*WORK REQUIRED*
Write the material out again exactly as it stands.

*THE INPUT*
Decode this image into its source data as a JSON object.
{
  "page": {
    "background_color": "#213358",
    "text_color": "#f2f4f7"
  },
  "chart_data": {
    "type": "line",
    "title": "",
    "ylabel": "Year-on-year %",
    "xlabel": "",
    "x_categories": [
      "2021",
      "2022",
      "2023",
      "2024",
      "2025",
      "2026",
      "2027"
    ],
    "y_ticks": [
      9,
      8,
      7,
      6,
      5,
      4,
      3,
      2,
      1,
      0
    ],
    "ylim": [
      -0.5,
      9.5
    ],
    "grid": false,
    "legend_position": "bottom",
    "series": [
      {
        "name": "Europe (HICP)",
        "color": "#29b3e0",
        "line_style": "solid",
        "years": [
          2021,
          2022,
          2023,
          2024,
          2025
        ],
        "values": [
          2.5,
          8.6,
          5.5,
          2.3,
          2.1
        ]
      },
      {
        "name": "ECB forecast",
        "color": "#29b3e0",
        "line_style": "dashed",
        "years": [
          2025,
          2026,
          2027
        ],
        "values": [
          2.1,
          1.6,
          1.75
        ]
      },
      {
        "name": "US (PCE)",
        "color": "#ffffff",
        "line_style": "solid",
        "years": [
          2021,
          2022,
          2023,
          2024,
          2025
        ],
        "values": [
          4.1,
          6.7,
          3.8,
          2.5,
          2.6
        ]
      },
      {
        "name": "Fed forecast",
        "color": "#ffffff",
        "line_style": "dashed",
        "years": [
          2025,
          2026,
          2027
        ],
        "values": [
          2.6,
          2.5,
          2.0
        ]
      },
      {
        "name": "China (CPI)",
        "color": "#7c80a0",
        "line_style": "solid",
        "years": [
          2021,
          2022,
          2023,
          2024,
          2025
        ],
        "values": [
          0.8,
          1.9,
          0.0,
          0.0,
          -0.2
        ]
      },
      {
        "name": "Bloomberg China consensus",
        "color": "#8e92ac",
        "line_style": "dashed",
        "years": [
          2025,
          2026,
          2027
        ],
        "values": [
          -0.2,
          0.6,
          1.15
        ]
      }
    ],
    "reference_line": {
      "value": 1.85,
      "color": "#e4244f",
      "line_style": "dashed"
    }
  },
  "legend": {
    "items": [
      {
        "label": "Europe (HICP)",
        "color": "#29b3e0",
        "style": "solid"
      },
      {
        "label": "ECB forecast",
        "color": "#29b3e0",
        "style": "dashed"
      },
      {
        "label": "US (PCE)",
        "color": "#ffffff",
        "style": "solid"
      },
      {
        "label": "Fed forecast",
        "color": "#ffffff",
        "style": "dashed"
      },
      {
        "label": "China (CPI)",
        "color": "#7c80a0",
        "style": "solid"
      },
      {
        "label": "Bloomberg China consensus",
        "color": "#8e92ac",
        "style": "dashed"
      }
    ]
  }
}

*OUTPUT FOR THIS TASK*
Decode this image into its source data as a JSON object.
{
  "page": {
    "background_color": "#213358",
    "text_color": "#f2f4f7"
  },
  "chart_data": {
    "type": "line",
    "title": "",
    "ylabel": "Year-on-year %",
    "xlabel": "",
    "x_categories": [
      "2021",
      "2022",
      "2023",
      "2024",
      "2025",
      "2026",
      "2027"
    ],
    "y_ticks": [
      9,
      8,
      7,
      6,
      5,
      4,
      3,
      2,
      1,
      0
    ],
    "ylim": [
      -0.5,
      9.5
    ],
    "grid": false,
    "legend_position": "bottom",
    "series": [
      {
        "name": "Europe (HICP)",
        "color": "#29b3e0",
        "line_style": "solid",
        "years": [
          2021,
          2022,
          2023,
          2024,
          2025
        ],
        "values": [
          2.5,
          8.6,
          5.5,
          2.3,
          2.1
        ]
      },
      {
        "name": "ECB forecast",
        "color": "#29b3e0",
        "line_style": "dashed",
        "years": [
          2025,
          2026,
          2027
        ],
        "values": [
          2.1,
          1.6,
          1.75
        ]
      },
      {
        "name": "US (PCE)",
        "color": "#ffffff",
        "line_style": "solid",
        "years": [
          2021,
          2022,
          2023,
          2024,
          2025
        ],
        "values": [
          4.1,
          6.7,
          3.8,
          2.5,
          2.6
        ]
      },
      {
        "name": "Fed forecast",
        "color": "#ffffff",
        "line_style": "dashed",
        "years": [
          2025,
          2026,
          2027
        ],
        "values": [
          2.6,
          2.5,
          2.0
        ]
      },
      {
        "name": "China (CPI)",
        "color": "#7c80a0",
        "line_style": "solid",
        "years": [
          2021,
          2022,
          2023,
          2024,
          2025
        ],
        "values": [
          0.8,
          1.9,
          0.0,
          0.0,
          -0.2
        ]
      },
      {
        "name": "Bloomberg China consensus",
        "color": "#8e92ac",
        "line_style": "dashed",
        "years": [
          2025,
          2026,
          2027
        ],
        "values": [
          -0.2,
          0.6,
          1.15
        ]
      }
    ],
    "reference_line": {
      "value": 1.85,
      "color": "#e4244f",
      "line_style": "dashed"
    }
  },
  "legend": {
    "items": [
      {
        "label": "Europe (HICP)",
        "color": "#29b3e0",
        "style": "solid"
      },
      {
        "label": "ECB forecast",
        "color": "#29b3e0",
        "style": "dashed"
      },
      {
        "label": "US (PCE)",
        "color": "#ffffff",
        "style": "solid"
      },
      {
        "label": "Fed forecast",
        "color": "#ffffff",
        "style": "dashed"
      },
      {
        "label": "China (CPI)",
        "color": "#7c80a0",
        "style": "solid"
      },
      {
        "label": "Bloomberg China consensus",
        "color": "#8e92ac",
        "style": "dashed"
      }
    ]
  }
}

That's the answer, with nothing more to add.